** GIVEN TASK **
Turn each line of the listing below into a string in a JSON list, skipping any blank lines. Leave the pictures out of your answer.

— START OF EXERCISE INPUTS —

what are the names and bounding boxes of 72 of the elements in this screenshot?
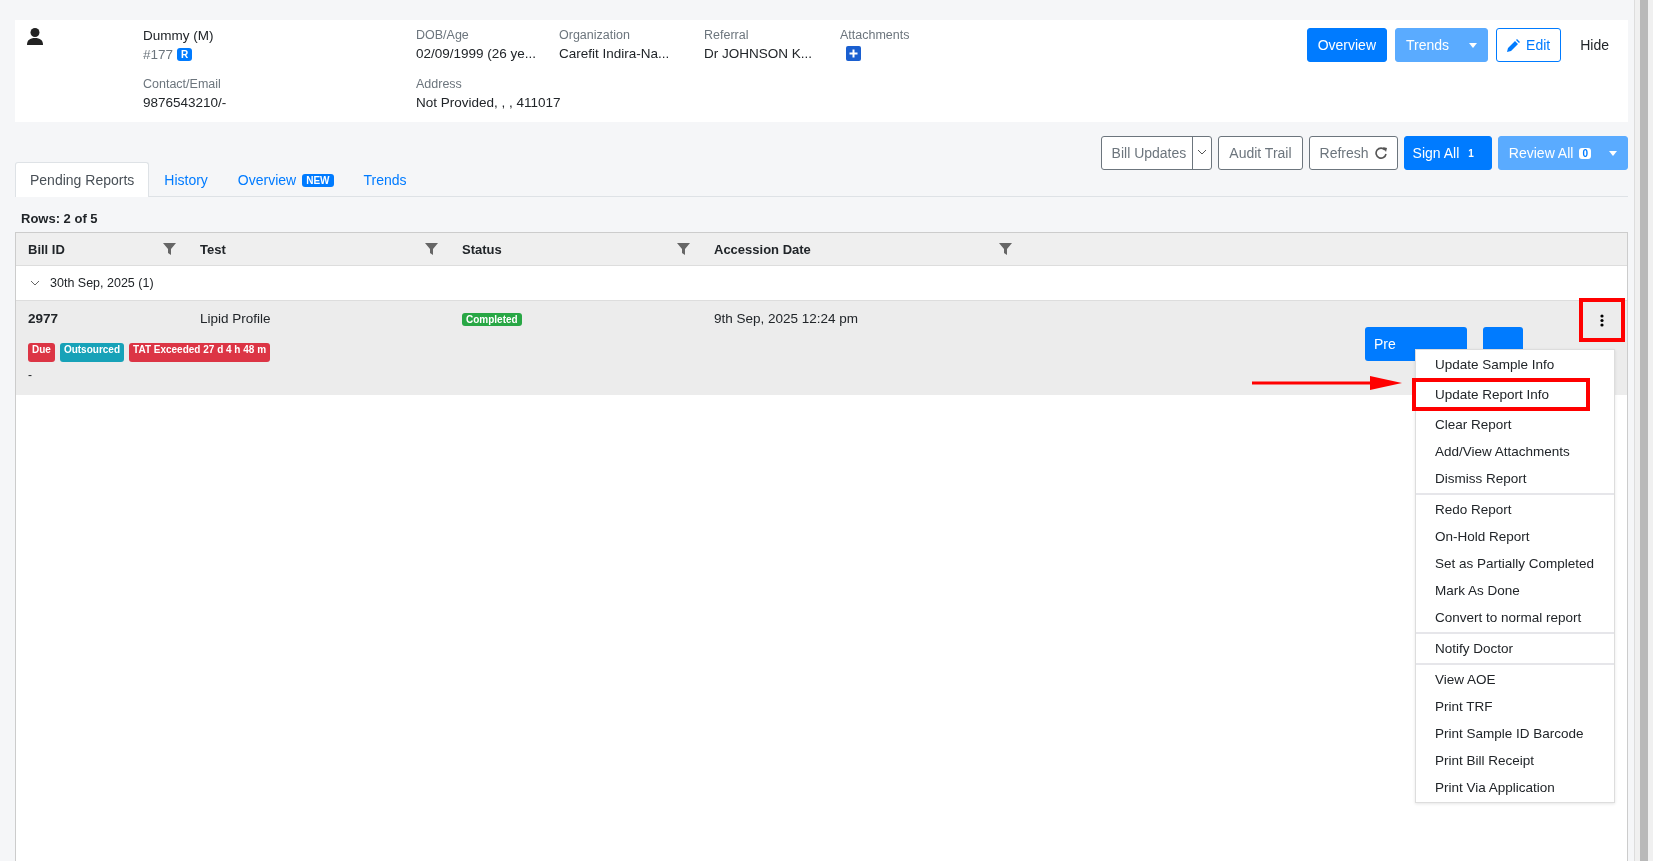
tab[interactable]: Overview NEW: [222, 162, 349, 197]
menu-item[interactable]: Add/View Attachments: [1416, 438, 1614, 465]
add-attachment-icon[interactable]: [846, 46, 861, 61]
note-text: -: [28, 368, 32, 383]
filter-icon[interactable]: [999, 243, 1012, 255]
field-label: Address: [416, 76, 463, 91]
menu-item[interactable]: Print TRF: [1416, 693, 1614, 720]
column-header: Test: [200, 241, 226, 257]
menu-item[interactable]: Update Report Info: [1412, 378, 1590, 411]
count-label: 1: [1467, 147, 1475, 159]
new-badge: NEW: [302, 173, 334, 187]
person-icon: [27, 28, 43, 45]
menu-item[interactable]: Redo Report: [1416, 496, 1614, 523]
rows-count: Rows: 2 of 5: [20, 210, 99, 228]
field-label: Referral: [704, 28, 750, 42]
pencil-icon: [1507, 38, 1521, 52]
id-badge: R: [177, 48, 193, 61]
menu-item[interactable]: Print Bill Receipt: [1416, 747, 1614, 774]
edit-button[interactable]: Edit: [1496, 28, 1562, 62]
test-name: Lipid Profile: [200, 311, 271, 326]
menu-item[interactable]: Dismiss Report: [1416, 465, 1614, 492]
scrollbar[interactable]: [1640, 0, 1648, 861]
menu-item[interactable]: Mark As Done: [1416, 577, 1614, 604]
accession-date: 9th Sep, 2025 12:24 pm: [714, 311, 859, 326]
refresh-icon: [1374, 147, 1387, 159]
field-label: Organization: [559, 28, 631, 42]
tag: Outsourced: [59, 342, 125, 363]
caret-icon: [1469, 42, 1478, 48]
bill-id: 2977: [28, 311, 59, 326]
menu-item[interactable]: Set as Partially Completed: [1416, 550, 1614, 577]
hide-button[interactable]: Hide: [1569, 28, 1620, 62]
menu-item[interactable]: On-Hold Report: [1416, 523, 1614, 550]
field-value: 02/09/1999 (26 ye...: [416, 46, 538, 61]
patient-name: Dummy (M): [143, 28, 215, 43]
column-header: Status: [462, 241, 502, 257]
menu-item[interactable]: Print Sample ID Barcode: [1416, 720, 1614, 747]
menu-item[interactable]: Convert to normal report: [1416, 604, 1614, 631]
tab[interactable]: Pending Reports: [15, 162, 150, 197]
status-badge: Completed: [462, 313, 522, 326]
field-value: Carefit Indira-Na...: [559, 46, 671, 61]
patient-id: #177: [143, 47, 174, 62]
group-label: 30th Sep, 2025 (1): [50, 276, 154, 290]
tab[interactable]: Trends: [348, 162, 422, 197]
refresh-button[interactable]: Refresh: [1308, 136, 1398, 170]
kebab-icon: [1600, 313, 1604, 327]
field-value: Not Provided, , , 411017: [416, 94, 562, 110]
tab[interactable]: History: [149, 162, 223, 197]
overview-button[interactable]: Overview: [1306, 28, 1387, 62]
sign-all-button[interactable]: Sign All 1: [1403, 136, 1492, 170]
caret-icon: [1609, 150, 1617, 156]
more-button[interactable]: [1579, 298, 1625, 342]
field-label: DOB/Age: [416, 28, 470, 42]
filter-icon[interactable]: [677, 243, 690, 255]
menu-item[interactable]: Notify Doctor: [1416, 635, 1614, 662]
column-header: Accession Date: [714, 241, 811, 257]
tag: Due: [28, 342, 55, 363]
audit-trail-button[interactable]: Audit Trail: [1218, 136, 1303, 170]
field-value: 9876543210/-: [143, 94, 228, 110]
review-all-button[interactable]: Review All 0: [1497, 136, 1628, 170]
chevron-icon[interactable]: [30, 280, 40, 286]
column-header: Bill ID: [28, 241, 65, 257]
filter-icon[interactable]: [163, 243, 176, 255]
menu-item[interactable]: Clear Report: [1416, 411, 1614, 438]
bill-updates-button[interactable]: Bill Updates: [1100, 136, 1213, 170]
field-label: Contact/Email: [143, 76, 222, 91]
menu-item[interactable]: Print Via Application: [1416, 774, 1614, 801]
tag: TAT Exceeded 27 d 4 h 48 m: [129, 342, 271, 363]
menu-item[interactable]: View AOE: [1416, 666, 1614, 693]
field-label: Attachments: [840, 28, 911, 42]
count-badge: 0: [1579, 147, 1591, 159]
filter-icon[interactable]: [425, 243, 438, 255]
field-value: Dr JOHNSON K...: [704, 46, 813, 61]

— END OF EXERCISE INPUTS —

** OUTPUT FOR THIS EXERCISE **
[
  "what are the names and bounding boxes of 72 of the elements in this screenshot?",
  "tab[interactable]: Overview NEW: [222, 162, 349, 197]",
  "menu-item[interactable]: Add/View Attachments: [1416, 438, 1614, 465]",
  "add-attachment-icon[interactable]: [846, 46, 861, 61]",
  "note-text: -: [28, 368, 32, 383]",
  "filter-icon[interactable]: [999, 243, 1012, 255]",
  "field-label: Address: [416, 76, 463, 91]",
  "menu-item[interactable]: Print TRF: [1416, 693, 1614, 720]",
  "column-header: Test: [200, 241, 226, 257]",
  "menu-item[interactable]: Update Report Info: [1412, 378, 1590, 411]",
  "count-label: 1: [1467, 147, 1475, 159]",
  "new-badge: NEW: [302, 173, 334, 187]",
  "person-icon: [27, 28, 43, 45]",
  "menu-item[interactable]: Redo Report: [1416, 496, 1614, 523]",
  "rows-count: Rows: 2 of 5: [20, 210, 99, 228]",
  "field-label: Referral: [704, 28, 750, 42]",
  "pencil-icon: [1507, 38, 1521, 52]",
  "id-badge: R: [177, 48, 193, 61]",
  "menu-item[interactable]: Print Bill Receipt: [1416, 747, 1614, 774]",
  "edit-button[interactable]: Edit: [1496, 28, 1562, 62]",
  "test-name: Lipid Profile: [200, 311, 271, 326]",
  "menu-item[interactable]: Dismiss Report: [1416, 465, 1614, 492]",
  "scrollbar[interactable]: [1640, 0, 1648, 861]",
  "menu-item[interactable]: Mark As Done: [1416, 577, 1614, 604]",
  "accession-date: 9th Sep, 2025 12:24 pm: [714, 311, 859, 326]",
  "refresh-icon: [1374, 147, 1387, 159]",
  "field-label: Organization: [559, 28, 631, 42]",
  "tag: Outsourced: [59, 342, 125, 363]",
  "caret-icon: [1469, 42, 1478, 48]",
  "bill-id: 2977: [28, 311, 59, 326]",
  "menu-item[interactable]: Set as Partially Completed: [1416, 550, 1614, 577]",
  "hide-button[interactable]: Hide: [1569, 28, 1620, 62]",
  "menu-item[interactable]: On-Hold Report: [1416, 523, 1614, 550]",
  "field-value: 02/09/1999 (26 ye...: [416, 46, 538, 61]",
  "patient-name: Dummy (M): [143, 28, 215, 43]",
  "column-header: Status: [462, 241, 502, 257]",
  "menu-item[interactable]: Print Sample ID Barcode: [1416, 720, 1614, 747]",
  "menu-item[interactable]: Convert to normal report: [1416, 604, 1614, 631]",
  "tab[interactable]: Pending Reports: [15, 162, 150, 197]",
  "status-badge: Completed: [462, 313, 522, 326]",
  "field-value: Carefit Indira-Na...: [559, 46, 671, 61]",
  "patient-id: #177: [143, 47, 174, 62]",
  "group-label: 30th Sep, 2025 (1): [50, 276, 154, 290]",
  "tab[interactable]: Trends: [348, 162, 422, 197]",
  "refresh-button[interactable]: Refresh: [1308, 136, 1398, 170]",
  "kebab-icon: [1600, 313, 1604, 327]",
  "field-value: Not Provided, , , 411017: [416, 94, 562, 110]",
  "tab[interactable]: History: [149, 162, 223, 197]",
  "overview-button[interactable]: Overview: [1306, 28, 1387, 62]",
  "sign-all-button[interactable]: Sign All 1: [1403, 136, 1492, 170]",
  "caret-icon: [1609, 150, 1617, 156]",
  "more-button[interactable]: [1579, 298, 1625, 342]",
  "field-label: DOB/Age: [416, 28, 470, 42]",
  "filter-icon[interactable]: [677, 243, 690, 255]",
  "menu-item[interactable]: Notify Doctor: [1416, 635, 1614, 662]",
  "column-header: Accession Date: [714, 241, 811, 257]",
  "tag: Due: [28, 342, 55, 363]",
  "audit-trail-button[interactable]: Audit Trail: [1218, 136, 1303, 170]",
  "field-value: 9876543210/-: [143, 94, 228, 110]",
  "review-all-button[interactable]: Review All 0: [1497, 136, 1628, 170]",
  "chevron-icon[interactable]: [30, 280, 40, 286]",
  "column-header: Bill ID: [28, 241, 65, 257]",
  "filter-icon[interactable]: [163, 243, 176, 255]",
  "menu-item[interactable]: Clear Report: [1416, 411, 1614, 438]",
  "bill-updates-button[interactable]: Bill Updates: [1100, 136, 1213, 170]",
  "field-label: Contact/Email: [143, 76, 222, 91]",
  "menu-item[interactable]: Print Via Application: [1416, 774, 1614, 801]",
  "tag: TAT Exceeded 27 d 4 h 48 m: [129, 342, 271, 363]",
  "menu-item[interactable]: View AOE: [1416, 666, 1614, 693]",
  "field-label: Attachments: [840, 28, 911, 42]",
  "count-badge: 0: [1579, 147, 1591, 159]",
  "filter-icon[interactable]: [425, 243, 438, 255]",
  "field-value: Dr JOHNSON K...: [704, 46, 813, 61]"
]